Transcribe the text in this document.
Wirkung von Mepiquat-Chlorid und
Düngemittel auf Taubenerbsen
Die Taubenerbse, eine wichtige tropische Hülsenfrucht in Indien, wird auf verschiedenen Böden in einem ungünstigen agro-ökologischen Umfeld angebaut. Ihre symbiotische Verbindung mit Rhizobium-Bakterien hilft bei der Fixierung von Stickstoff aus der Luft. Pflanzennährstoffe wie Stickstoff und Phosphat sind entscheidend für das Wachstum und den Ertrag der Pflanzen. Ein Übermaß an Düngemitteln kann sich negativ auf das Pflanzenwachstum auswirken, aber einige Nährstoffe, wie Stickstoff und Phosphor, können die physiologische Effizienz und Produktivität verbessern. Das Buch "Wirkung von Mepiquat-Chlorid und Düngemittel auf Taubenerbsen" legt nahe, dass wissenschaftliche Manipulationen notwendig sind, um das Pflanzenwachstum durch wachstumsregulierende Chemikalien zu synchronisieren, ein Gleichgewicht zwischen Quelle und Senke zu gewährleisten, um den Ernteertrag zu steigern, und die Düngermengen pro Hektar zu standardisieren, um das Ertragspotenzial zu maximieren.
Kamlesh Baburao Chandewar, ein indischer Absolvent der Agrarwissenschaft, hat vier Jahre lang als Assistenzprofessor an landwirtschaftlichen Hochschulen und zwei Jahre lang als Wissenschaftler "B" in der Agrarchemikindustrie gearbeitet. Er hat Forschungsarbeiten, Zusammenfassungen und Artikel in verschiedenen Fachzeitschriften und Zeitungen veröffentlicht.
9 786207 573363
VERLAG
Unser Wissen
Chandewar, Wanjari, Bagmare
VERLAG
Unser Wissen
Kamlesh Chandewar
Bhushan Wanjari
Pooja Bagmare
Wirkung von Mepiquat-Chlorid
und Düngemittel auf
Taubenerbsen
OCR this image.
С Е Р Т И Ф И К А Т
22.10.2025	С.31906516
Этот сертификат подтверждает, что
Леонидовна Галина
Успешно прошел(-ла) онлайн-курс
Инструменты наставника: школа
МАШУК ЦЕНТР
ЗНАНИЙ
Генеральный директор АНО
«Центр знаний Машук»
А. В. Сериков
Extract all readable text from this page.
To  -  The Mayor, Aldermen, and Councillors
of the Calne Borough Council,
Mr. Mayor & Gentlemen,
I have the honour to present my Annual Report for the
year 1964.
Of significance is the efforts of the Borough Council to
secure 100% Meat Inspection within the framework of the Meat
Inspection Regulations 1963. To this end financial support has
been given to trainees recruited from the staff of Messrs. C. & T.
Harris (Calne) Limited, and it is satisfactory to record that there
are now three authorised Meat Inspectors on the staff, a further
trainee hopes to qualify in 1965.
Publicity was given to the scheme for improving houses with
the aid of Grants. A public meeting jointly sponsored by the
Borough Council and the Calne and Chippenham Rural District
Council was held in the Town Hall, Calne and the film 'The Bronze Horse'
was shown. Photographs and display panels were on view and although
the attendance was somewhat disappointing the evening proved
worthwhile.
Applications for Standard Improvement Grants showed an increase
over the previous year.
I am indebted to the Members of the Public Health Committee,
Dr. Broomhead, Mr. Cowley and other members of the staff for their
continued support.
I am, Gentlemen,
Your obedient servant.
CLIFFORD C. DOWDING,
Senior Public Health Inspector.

---

### What needs to be done
Print the material verbatim, all of it.

### Solution to this task
Transcribe the text in this document.
Wirkung von Mepiquat-Chlorid und
Düngemittel auf Taubenerbsen
Die Taubenerbse, eine wichtige tropische Hülsenfrucht in Indien, wird auf verschiedenen Böden in einem ungünstigen agro-ökologischen Umfeld angebaut. Ihre symbiotische Verbindung mit Rhizobium-Bakterien hilft bei der Fixierung von Stickstoff aus der Luft. Pflanzennährstoffe wie Stickstoff und Phosphat sind entscheidend für das Wachstum und den Ertrag der Pflanzen. Ein Übermaß an Düngemitteln kann sich negativ auf das Pflanzenwachstum auswirken, aber einige Nährstoffe, wie Stickstoff und Phosphor, können die physiologische Effizienz und Produktivität verbessern. Das Buch "Wirkung von Mepiquat-Chlorid und Düngemittel auf Taubenerbsen" legt nahe, dass wissenschaftliche Manipulationen notwendig sind, um das Pflanzenwachstum durch wachstumsregulierende Chemikalien zu synchronisieren, ein Gleichgewicht zwischen Quelle und Senke zu gewährleisten, um den Ernteertrag zu steigern, und die Düngermengen pro Hektar zu standardisieren, um das Ertragspotenzial zu maximieren.
Kamlesh Baburao Chandewar, ein indischer Absolvent der Agrarwissenschaft, hat vier Jahre lang als Assistenzprofessor an landwirtschaftlichen Hochschulen und zwei Jahre lang als Wissenschaftler "B" in der Agrarchemikindustrie gearbeitet. Er hat Forschungsarbeiten, Zusammenfassungen und Artikel in verschiedenen Fachzeitschriften und Zeitungen veröffentlicht.
9 786207 573363
VERLAG
Unser Wissen
Chandewar, Wanjari, Bagmare
VERLAG
Unser Wissen
Kamlesh Chandewar
Bhushan Wanjari
Pooja Bagmare
Wirkung von Mepiquat-Chlorid
und Düngemittel auf
Taubenerbsen
OCR this image.
С Е Р Т И Ф И К А Т
22.10.2025	С.31906516
Этот сертификат подтверждает, что
Леонидовна Галина
Успешно прошел(-ла) онлайн-курс
Инструменты наставника: школа
МАШУК ЦЕНТР
ЗНАНИЙ
Генеральный директор АНО
«Центр знаний Машук»
А. В. Сериков
Extract all readable text from this page.
To  -  The Mayor, Aldermen, and Councillors
of the Calne Borough Council,
Mr. Mayor & Gentlemen,
I have the honour to present my Annual Report for the
year 1964.
Of significance is the efforts of the Borough Council to
secure 100% Meat Inspection within the framework of the Meat
Inspection Regulations 1963. To this end financial support has
been given to trainees recruited from the staff of Messrs. C. & T.
Harris (Calne) Limited, and it is satisfactory to record that there
are now three authorised Meat Inspectors on the staff, a further
trainee hopes to qualify in 1965.
Publicity was given to the scheme for improving houses with
the aid of Grants. A public meeting jointly sponsored by the
Borough Council and the Calne and Chippenham Rural District
Council was held in the Town Hall, Calne and the film 'The Bronze Horse'
was shown. Photographs and display panels were on view and although
the attendance was somewhat disappointing the evening proved
worthwhile.
Applications for Standard Improvement Grants showed an increase
over the previous year.
I am indebted to the Members of the Public Health Committee,
Dr. Broomhead, Mr. Cowley and other members of the staff for their
continued support.
I am, Gentlemen,
Your obedient servant.
CLIFFORD C. DOWDING,
Senior Public Health Inspector.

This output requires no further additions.